> [Your goal]: Transcribe each record below word for word.

> [Entries shown]:
******************************

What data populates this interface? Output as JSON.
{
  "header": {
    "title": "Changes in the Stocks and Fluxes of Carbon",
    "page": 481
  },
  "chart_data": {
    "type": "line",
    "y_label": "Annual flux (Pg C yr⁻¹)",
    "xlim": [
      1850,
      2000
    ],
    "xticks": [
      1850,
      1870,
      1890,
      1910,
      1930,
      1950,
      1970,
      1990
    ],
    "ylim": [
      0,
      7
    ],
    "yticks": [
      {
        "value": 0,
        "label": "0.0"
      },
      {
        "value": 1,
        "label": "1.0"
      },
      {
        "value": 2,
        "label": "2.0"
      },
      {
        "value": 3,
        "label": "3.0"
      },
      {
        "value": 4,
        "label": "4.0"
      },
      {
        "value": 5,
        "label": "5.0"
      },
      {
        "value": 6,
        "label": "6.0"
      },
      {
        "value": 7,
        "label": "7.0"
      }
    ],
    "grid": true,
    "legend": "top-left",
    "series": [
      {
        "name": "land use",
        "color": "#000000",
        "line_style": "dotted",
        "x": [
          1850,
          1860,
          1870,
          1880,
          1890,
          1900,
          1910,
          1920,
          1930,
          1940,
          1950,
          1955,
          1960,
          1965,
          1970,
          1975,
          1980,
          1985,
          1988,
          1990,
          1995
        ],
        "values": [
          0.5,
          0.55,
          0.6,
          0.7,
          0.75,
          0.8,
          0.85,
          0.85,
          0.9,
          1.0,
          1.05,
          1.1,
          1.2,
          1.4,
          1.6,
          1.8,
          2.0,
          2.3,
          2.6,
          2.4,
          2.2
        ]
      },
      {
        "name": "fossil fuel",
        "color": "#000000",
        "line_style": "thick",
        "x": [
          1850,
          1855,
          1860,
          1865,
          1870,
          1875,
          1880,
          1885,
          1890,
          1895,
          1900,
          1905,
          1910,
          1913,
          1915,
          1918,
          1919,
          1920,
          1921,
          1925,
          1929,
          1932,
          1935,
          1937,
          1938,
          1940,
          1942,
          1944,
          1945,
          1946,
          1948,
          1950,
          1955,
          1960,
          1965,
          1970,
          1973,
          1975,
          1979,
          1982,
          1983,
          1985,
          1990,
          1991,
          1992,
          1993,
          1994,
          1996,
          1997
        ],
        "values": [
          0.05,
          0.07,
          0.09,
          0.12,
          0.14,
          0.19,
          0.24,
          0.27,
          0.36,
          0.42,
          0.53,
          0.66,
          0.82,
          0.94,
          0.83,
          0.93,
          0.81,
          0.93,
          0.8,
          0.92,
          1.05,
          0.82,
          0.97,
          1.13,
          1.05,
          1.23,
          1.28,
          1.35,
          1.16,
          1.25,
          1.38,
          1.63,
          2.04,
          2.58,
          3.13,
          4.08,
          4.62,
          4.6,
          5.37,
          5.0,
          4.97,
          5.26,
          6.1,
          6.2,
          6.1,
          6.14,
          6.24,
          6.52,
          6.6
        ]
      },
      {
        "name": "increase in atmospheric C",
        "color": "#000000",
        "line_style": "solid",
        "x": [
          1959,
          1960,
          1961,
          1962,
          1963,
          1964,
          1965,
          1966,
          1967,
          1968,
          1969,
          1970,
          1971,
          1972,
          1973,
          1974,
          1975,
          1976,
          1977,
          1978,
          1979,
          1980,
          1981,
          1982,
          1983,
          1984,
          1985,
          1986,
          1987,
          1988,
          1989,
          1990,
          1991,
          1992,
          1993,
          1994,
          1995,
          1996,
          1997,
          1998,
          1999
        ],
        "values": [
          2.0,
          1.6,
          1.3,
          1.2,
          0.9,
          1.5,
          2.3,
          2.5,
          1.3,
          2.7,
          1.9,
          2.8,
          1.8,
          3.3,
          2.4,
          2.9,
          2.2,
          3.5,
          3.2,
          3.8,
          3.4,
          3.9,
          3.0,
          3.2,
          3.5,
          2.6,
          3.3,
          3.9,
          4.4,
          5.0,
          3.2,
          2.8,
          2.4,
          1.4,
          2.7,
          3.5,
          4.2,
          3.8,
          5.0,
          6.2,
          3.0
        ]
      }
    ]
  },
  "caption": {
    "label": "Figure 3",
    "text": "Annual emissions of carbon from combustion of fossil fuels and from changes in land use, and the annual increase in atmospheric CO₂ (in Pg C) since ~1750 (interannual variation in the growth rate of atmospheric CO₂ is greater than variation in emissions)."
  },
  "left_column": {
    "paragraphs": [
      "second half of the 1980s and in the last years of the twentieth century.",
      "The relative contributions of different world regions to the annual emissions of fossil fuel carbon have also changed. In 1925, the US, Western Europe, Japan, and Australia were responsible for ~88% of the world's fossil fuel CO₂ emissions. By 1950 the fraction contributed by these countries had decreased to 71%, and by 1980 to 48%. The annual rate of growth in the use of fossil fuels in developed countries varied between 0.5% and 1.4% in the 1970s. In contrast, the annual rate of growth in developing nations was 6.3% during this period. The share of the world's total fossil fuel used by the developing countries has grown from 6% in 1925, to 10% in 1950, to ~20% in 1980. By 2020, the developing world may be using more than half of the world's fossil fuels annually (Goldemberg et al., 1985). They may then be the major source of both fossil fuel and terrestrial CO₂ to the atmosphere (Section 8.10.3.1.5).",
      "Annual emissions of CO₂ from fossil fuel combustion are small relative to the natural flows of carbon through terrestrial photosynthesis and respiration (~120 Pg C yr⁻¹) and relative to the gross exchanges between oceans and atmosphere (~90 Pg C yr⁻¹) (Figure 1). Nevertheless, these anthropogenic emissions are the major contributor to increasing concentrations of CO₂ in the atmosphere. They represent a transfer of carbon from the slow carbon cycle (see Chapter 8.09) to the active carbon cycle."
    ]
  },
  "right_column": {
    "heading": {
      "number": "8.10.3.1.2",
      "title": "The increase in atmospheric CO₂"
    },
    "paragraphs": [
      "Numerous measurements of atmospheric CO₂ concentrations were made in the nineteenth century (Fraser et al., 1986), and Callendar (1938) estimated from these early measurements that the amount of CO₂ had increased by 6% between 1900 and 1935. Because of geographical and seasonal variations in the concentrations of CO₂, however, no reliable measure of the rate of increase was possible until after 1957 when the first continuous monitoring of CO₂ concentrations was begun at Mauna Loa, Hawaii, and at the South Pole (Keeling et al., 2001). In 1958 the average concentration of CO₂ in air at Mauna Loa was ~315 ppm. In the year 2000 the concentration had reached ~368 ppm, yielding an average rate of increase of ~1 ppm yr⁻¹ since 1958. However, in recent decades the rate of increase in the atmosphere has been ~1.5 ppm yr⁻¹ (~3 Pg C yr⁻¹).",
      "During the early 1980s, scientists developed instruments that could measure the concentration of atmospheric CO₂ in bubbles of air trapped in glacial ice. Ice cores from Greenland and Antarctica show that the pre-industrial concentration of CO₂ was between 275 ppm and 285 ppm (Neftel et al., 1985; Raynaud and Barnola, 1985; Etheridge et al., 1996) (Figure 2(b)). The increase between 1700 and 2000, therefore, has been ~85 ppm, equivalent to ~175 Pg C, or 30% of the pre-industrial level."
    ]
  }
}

******************************

> [Written solution]:
What data populates this interface? Output as JSON.
{
  "header": {
    "title": "Changes in the Stocks and Fluxes of Carbon",
    "page": 481
  },
  "chart_data": {
    "type": "line",
    "y_label": "Annual flux (Pg C yr⁻¹)",
    "xlim": [
      1850,
      2000
    ],
    "xticks": [
      1850,
      1870,
      1890,
      1910,
      1930,
      1950,
      1970,
      1990
    ],
    "ylim": [
      0,
      7
    ],
    "yticks": [
      {
        "value": 0,
        "label": "0.0"
      },
      {
        "value": 1,
        "label": "1.0"
      },
      {
        "value": 2,
        "label": "2.0"
      },
      {
        "value": 3,
        "label": "3.0"
      },
      {
        "value": 4,
        "label": "4.0"
      },
      {
        "value": 5,
        "label": "5.0"
      },
      {
        "value": 6,
        "label": "6.0"
      },
      {
        "value": 7,
        "label": "7.0"
      }
    ],
    "grid": true,
    "legend": "top-left",
    "series": [
      {
        "name": "land use",
        "color": "#000000",
        "line_style": "dotted",
        "x": [
          1850,
          1860,
          1870,
          1880,
          1890,
          1900,
          1910,
          1920,
          1930,
          1940,
          1950,
          1955,
          1960,
          1965,
          1970,
          1975,
          1980,
          1985,
          1988,
          1990,
          1995
        ],
        "values": [
          0.5,
          0.55,
          0.6,
          0.7,
          0.75,
          0.8,
          0.85,
          0.85,
          0.9,
          1.0,
          1.05,
          1.1,
          1.2,
          1.4,
          1.6,
          1.8,
          2.0,
          2.3,
          2.6,
          2.4,
          2.2
        ]
      },
      {
        "name": "fossil fuel",
        "color": "#000000",
        "line_style": "thick",
        "x": [
          1850,
          1855,
          1860,
          1865,
          1870,
          1875,
          1880,
          1885,
          1890,
          1895,
          1900,
          1905,
          1910,
          1913,
          1915,
          1918,
          1919,
          1920,
          1921,
          1925,
          1929,
          1932,
          1935,
          1937,
          1938,
          1940,
          1942,
          1944,
          1945,
          1946,
          1948,
          1950,
          1955,
          1960,
          1965,
          1970,
          1973,
          1975,
          1979,
          1982,
          1983,
          1985,
          1990,
          1991,
          1992,
          1993,
          1994,
          1996,
          1997
        ],
        "values": [
          0.05,
          0.07,
          0.09,
          0.12,
          0.14,
          0.19,
          0.24,
          0.27,
          0.36,
          0.42,
          0.53,
          0.66,
          0.82,
          0.94,
          0.83,
          0.93,
          0.81,
          0.93,
          0.8,
          0.92,
          1.05,
          0.82,
          0.97,
          1.13,
          1.05,
          1.23,
          1.28,
          1.35,
          1.16,
          1.25,
          1.38,
          1.63,
          2.04,
          2.58,
          3.13,
          4.08,
          4.62,
          4.6,
          5.37,
          5.0,
          4.97,
          5.26,
          6.1,
          6.2,
          6.1,
          6.14,
          6.24,
          6.52,
          6.6
        ]
      },
      {
        "name": "increase in atmospheric C",
        "color": "#000000",
        "line_style": "solid",
        "x": [
          1959,
          1960,
          1961,
          1962,
          1963,
          1964,
          1965,
          1966,
          1967,
          1968,
          1969,
          1970,
          1971,
          1972,
          1973,
          1974,
          1975,
          1976,
          1977,
          1978,
          1979,
          1980,
          1981,
          1982,
          1983,
          1984,
          1985,
          1986,
          1987,
          1988,
          1989,
          1990,
          1991,
          1992,
          1993,
          1994,
          1995,
          1996,
          1997,
          1998,
          1999
        ],
        "values": [
          2.0,
          1.6,
          1.3,
          1.2,
          0.9,
          1.5,
          2.3,
          2.5,
          1.3,
          2.7,
          1.9,
          2.8,
          1.8,
          3.3,
          2.4,
          2.9,
          2.2,
          3.5,
          3.2,
          3.8,
          3.4,
          3.9,
          3.0,
          3.2,
          3.5,
          2.6,
          3.3,
          3.9,
          4.4,
          5.0,
          3.2,
          2.8,
          2.4,
          1.4,
          2.7,
          3.5,
          4.2,
          3.8,
          5.0,
          6.2,
          3.0
        ]
      }
    ]
  },
  "caption": {
    "label": "Figure 3",
    "text": "Annual emissions of carbon from combustion of fossil fuels and from changes in land use, and the annual increase in atmospheric CO₂ (in Pg C) since ~1750 (interannual variation in the growth rate of atmospheric CO₂ is greater than variation in emissions)."
  },
  "left_column": {
    "paragraphs": [
      "second half of the 1980s and in the last years of the twentieth century.",
      "The relative contributions of different world regions to the annual emissions of fossil fuel carbon have also changed. In 1925, the US, Western Europe, Japan, and Australia were responsible for ~88% of the world's fossil fuel CO₂ emissions. By 1950 the fraction contributed by these countries had decreased to 71%, and by 1980 to 48%. The annual rate of growth in the use of fossil fuels in developed countries varied between 0.5% and 1.4% in the 1970s. In contrast, the annual rate of growth in developing nations was 6.3% during this period. The share of the world's total fossil fuel used by the developing countries has grown from 6% in 1925, to 10% in 1950, to ~20% in 1980. By 2020, the developing world may be using more than half of the world's fossil fuels annually (Goldemberg et al., 1985). They may then be the major source of both fossil fuel and terrestrial CO₂ to the atmosphere (Section 8.10.3.1.5).",
      "Annual emissions of CO₂ from fossil fuel combustion are small relative to the natural flows of carbon through terrestrial photosynthesis and respiration (~120 Pg C yr⁻¹) and relative to the gross exchanges between oceans and atmosphere (~90 Pg C yr⁻¹) (Figure 1). Nevertheless, these anthropogenic emissions are the major contributor to increasing concentrations of CO₂ in the atmosphere. They represent a transfer of carbon from the slow carbon cycle (see Chapter 8.09) to the active carbon cycle."
    ]
  },
  "right_column": {
    "heading": {
      "number": "8.10.3.1.2",
      "title": "The increase in atmospheric CO₂"
    },
    "paragraphs": [
      "Numerous measurements of atmospheric CO₂ concentrations were made in the nineteenth century (Fraser et al., 1986), and Callendar (1938) estimated from these early measurements that the amount of CO₂ had increased by 6% between 1900 and 1935. Because of geographical and seasonal variations in the concentrations of CO₂, however, no reliable measure of the rate of increase was possible until after 1957 when the first continuous monitoring of CO₂ concentrations was begun at Mauna Loa, Hawaii, and at the South Pole (Keeling et al., 2001). In 1958 the average concentration of CO₂ in air at Mauna Loa was ~315 ppm. In the year 2000 the concentration had reached ~368 ppm, yielding an average rate of increase of ~1 ppm yr⁻¹ since 1958. However, in recent decades the rate of increase in the atmosphere has been ~1.5 ppm yr⁻¹ (~3 Pg C yr⁻¹).",
      "During the early 1980s, scientists developed instruments that could measure the concentration of atmospheric CO₂ in bubbles of air trapped in glacial ice. Ice cores from Greenland and Antarctica show that the pre-industrial concentration of CO₂ was between 275 ppm and 285 ppm (Neftel et al., 1985; Raynaud and Barnola, 1985; Etheridge et al., 1996) (Figure 2(b)). The increase between 1700 and 2000, therefore, has been ~85 ppm, equivalent to ~175 Pg C, or 30% of the pre-industrial level."
    ]
  }
}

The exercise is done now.